**PROBLEM DESCRIPTION**
Extract from the listing each line in which the word "bottom" appears.
....
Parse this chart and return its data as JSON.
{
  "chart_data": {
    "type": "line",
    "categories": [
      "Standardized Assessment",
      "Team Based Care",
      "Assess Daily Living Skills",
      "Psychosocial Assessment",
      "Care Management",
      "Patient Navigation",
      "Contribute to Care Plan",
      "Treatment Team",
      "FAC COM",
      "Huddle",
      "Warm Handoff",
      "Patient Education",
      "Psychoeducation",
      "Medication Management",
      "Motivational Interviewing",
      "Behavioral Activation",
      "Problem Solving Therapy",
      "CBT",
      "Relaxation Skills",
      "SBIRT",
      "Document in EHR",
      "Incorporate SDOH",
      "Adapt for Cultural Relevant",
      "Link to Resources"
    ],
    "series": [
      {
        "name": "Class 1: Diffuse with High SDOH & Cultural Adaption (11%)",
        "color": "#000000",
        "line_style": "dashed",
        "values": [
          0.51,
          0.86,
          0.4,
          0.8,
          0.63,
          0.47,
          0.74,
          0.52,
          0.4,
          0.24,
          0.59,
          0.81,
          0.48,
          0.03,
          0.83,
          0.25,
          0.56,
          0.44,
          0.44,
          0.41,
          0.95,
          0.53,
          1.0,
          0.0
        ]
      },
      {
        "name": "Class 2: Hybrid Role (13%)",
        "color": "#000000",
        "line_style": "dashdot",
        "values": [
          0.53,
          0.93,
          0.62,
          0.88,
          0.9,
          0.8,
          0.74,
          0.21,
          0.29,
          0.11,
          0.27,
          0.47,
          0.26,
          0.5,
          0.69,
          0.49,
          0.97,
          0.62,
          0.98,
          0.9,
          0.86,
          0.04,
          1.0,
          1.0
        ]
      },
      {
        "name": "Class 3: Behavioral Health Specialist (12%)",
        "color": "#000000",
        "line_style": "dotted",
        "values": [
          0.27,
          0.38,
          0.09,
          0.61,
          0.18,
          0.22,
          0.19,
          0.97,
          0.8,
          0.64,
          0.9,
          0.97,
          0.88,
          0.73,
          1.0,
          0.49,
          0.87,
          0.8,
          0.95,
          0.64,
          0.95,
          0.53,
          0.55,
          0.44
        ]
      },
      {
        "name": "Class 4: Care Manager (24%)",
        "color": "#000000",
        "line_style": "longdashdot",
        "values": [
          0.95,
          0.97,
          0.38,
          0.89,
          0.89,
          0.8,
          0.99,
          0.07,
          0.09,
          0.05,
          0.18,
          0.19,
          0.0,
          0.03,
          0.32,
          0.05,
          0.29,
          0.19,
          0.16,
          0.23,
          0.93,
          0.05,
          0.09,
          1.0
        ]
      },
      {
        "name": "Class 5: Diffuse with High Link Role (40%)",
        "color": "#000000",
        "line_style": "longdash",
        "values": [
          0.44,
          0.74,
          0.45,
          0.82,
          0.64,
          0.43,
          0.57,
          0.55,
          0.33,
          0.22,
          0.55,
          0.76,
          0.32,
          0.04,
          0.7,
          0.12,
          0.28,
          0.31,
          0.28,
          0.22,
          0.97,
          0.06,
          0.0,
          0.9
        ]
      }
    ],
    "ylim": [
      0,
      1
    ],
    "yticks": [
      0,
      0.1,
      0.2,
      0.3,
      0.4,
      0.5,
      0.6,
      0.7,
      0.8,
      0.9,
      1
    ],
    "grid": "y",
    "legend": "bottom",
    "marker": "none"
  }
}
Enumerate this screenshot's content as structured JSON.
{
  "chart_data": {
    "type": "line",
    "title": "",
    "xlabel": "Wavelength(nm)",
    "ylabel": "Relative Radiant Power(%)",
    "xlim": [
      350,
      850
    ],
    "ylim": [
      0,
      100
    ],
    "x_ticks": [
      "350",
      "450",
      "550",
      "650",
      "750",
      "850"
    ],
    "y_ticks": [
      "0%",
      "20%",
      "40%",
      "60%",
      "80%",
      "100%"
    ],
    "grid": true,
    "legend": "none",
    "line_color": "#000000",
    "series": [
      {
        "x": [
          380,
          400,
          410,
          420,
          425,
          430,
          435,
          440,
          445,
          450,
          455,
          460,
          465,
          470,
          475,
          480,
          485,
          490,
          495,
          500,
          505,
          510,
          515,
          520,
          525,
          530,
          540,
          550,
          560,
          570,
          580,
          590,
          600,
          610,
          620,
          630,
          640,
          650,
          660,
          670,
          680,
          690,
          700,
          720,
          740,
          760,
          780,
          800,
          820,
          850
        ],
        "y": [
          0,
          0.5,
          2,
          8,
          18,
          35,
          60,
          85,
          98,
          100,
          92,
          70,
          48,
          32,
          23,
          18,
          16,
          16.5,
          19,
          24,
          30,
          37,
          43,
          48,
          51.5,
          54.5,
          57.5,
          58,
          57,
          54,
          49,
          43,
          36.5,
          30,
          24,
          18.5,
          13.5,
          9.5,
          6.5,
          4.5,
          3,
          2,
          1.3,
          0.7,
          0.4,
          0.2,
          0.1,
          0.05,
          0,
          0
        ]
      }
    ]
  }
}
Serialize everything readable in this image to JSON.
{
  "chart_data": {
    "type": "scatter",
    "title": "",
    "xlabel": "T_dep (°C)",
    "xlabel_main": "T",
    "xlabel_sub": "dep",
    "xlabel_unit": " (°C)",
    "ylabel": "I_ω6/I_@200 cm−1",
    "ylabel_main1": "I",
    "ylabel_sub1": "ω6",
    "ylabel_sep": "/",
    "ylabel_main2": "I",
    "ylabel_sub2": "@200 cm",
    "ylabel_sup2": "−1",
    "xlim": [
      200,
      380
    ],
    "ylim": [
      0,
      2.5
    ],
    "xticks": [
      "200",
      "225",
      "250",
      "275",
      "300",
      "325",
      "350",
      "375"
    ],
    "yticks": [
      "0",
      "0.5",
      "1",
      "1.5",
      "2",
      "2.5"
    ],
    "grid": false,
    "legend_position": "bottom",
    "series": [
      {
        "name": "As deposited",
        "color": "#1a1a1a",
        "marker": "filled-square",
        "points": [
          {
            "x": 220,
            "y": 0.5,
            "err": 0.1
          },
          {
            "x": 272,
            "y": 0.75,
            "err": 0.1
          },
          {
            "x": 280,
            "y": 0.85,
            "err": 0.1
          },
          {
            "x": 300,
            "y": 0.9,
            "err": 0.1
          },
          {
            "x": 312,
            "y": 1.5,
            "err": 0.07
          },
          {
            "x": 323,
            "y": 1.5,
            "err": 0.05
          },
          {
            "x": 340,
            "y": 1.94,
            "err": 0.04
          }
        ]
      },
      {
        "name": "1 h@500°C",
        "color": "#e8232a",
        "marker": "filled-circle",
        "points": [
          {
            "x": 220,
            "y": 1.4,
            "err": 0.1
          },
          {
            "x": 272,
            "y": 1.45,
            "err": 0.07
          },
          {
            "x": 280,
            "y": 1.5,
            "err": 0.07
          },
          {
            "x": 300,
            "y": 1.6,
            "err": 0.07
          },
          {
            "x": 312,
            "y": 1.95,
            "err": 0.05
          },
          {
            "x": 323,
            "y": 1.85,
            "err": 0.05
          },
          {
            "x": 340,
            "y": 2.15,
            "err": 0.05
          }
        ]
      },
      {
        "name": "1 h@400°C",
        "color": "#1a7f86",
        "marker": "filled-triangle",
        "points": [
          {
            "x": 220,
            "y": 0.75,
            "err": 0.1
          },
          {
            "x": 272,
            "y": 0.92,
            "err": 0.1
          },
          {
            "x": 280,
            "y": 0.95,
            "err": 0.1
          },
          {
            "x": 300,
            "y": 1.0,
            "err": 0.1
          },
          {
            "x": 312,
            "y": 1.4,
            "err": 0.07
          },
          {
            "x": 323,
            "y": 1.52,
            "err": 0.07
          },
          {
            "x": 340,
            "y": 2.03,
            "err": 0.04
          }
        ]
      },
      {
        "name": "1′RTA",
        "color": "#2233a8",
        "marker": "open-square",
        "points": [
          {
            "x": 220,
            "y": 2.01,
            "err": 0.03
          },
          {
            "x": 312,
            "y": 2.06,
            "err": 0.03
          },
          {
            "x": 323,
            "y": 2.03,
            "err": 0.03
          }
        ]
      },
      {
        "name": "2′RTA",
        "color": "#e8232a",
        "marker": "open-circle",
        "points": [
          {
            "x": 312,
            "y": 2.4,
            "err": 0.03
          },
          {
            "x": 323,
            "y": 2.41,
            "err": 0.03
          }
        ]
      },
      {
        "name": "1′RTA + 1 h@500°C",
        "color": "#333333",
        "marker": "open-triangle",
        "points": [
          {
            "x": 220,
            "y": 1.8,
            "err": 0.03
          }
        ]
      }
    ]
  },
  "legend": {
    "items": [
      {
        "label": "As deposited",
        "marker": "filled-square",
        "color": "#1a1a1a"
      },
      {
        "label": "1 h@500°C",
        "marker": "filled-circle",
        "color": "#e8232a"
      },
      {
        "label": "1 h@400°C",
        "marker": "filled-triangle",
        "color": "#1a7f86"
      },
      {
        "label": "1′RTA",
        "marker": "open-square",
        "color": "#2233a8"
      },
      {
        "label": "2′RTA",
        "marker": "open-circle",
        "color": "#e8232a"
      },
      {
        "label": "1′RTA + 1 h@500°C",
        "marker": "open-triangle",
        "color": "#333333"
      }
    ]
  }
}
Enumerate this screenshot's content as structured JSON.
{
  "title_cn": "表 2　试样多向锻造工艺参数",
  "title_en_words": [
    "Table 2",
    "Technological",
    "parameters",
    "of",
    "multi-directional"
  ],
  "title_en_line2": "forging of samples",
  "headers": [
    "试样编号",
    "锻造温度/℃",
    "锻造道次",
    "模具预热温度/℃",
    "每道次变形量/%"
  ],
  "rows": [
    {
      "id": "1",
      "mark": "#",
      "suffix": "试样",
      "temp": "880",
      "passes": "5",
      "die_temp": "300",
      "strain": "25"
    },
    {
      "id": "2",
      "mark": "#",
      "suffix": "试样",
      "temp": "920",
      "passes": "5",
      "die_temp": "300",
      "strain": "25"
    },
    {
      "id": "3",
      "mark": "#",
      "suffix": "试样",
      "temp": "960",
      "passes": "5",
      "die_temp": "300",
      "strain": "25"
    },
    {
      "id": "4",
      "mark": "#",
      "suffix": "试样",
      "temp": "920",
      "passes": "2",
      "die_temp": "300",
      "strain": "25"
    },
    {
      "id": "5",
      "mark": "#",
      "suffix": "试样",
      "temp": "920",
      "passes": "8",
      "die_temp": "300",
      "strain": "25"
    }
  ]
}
....
**COMPLETE ANSWER**
    "legend": "bottom",
    "legend_position": "bottom",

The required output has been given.